* _Directions_
List all the lines in these records that hold "плану".

Data extracted from a collection
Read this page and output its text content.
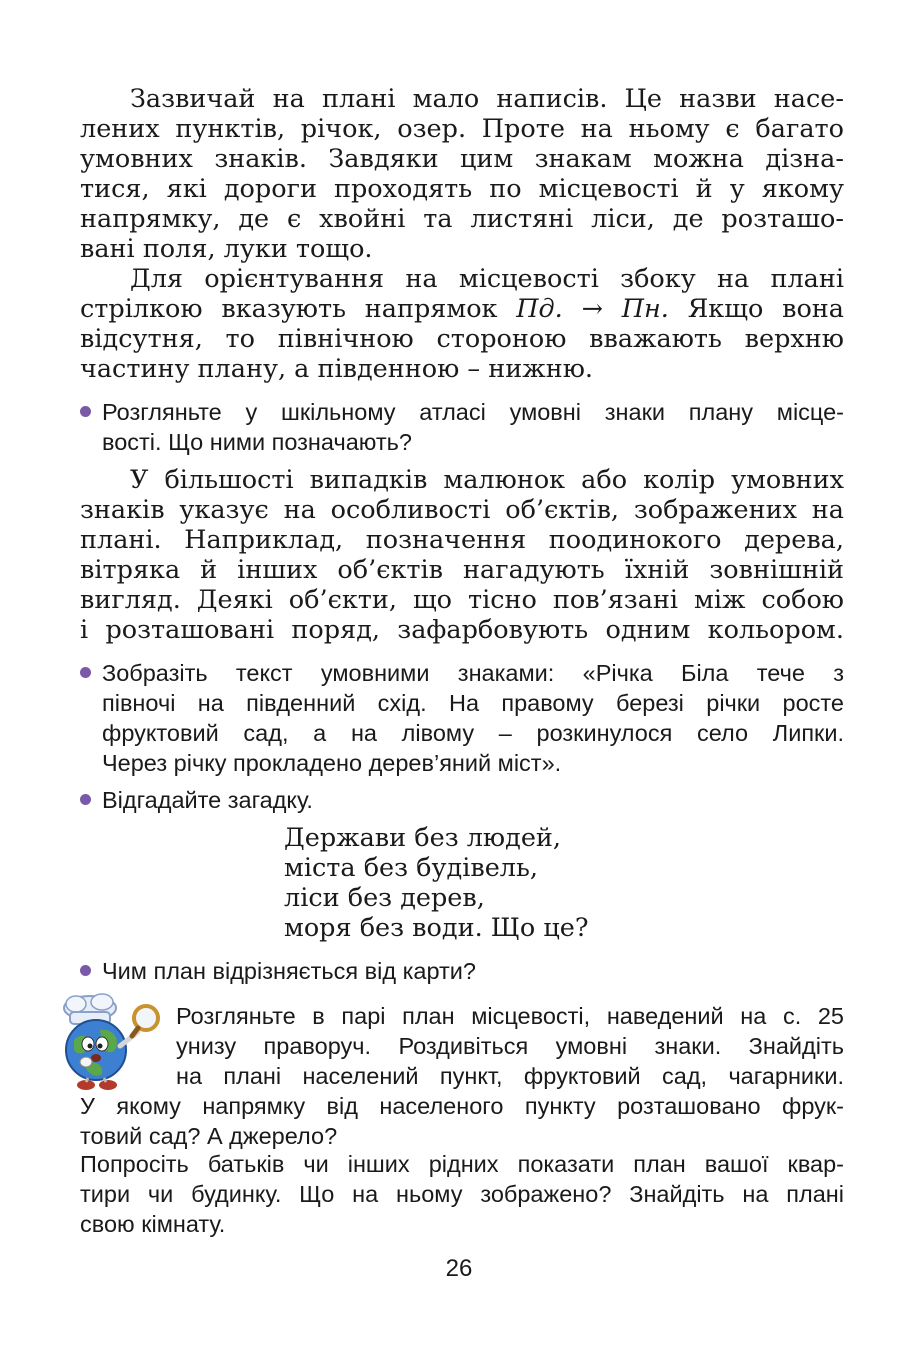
Зазвичай на плані мало написів. Це назви насе-
лених пунктів, річок, озер. Проте на ньому є багато
умовних знаків. Завдяки цим знакам можна дізна-
тися, які дороги проходять по місцевості й у якому
напрямку, де є хвойні та листяні ліси, де розташо-
вані поля, луки тощо.
Для орієнтування на місцевості збоку на плані
стрілкою вказують напрямок Пд. → Пн. Якщо вона
відсутня, то північною стороною вважають верхню
частину плану, а південною – нижню.
Розгляньте у шкільному атласі умовні знаки плану місце-
вості. Що ними позначають?
У більшості випадків малюнок або колір умовних
знаків указує на особливості об’єктів, зображених на
плані. Наприклад, позначення поодинокого дерева,
вітряка й інших об’єктів нагадують їхній зовнішній
вигляд. Деякі об’єкти, що тісно пов’язані між собою
і розташовані поряд, зафарбовують одним кольором.
Зобразіть текст умовними знаками: «Річка Біла тече з
півночі на південний схід. На правому березі річки росте
фруктовий сад, а на лівому – розкинулося село Липки.
Через річку прокладено дерев’яний міст».
Відгадайте загадку.
Держави без людей,
міста без будівель,
ліси без дерев,
моря без води. Що це?
Чим план відрізняється від карти?
Розгляньте в парі план місцевості, наведений на с. 25
унизу праворуч. Роздивіться умовні знаки. Знайдіть
на плані населений пункт, фруктовий сад, чагарники.
У якому напрямку від населеного пункту розташовано фрук-
товий сад? А джерело?
Попросіть батьків чи інших рідних показати план вашої квар-
тири чи будинку. Що на ньому зображено? Знайдіть на плані
свою кімнату.
26
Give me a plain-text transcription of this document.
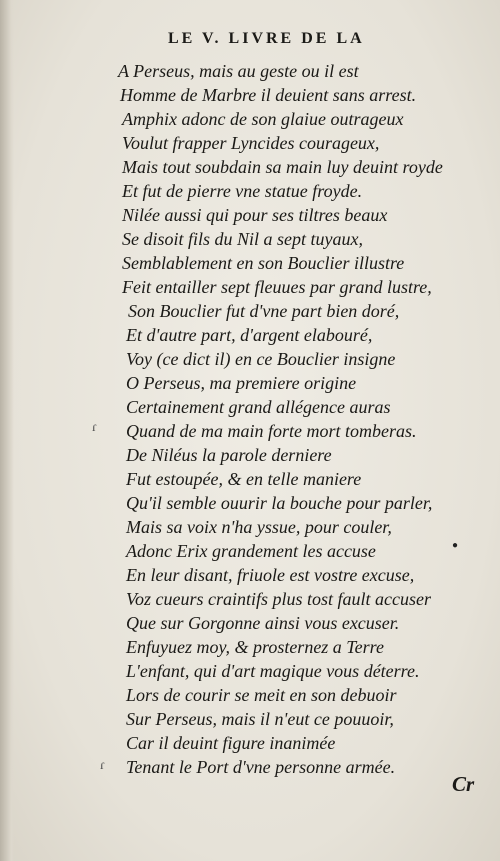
LE V. LIVRE DE LA
A Perseus, mais au geste ou il est
Homme de Marbre il deuient sans arrest.
Amphix adonc de son glaiue outrageux
Voulut frapper Lyncides courageux,
Mais tout soubdain sa main luy deuint royde
Et fut de pierre vne statue froyde.
Nilée aussi qui pour ses tiltres beaux
Se disoit fils du Nil a sept tuyaux,
Semblablement en son Bouclier illustre
Feit entailler sept fleuues par grand lustre,
Son Bouclier fut d'vne part bien doré,
Et d'autre part, d'argent elabouré,
Voy (ce dict il) en ce Bouclier insigne
O Perseus, ma premiere origine
Certainement grand allégence auras
Quand de ma main forte mort tomberas.
De Niléus la parole derniere
Fut estoupée, & en telle maniere
Qu'il semble ouurir la bouche pour parler,
Mais sa voix n'ha yssue, pour couler,
Adonc Erix grandement les accuse
En leur disant, friuole est vostre excuse,
Voz cueurs craintifs plus tost fault accuser
Que sur Gorgonne ainsi vous excuser.
Enfuyuez moy, & prosternez a Terre
L'enfant, qui d'art magique vous déterre.
Lors de courir se meit en son debuoir
Sur Perseus, mais il n'eut ce pouuoir,
Car il deuint figure inanimée
Tenant le Port d'vne personne armée.
ɾ
●
ɾ
Cr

* _Result of this exercise_
частину плану, а південною – нижню.
Розгляньте у шкільному атласі умовні знаки плану місце-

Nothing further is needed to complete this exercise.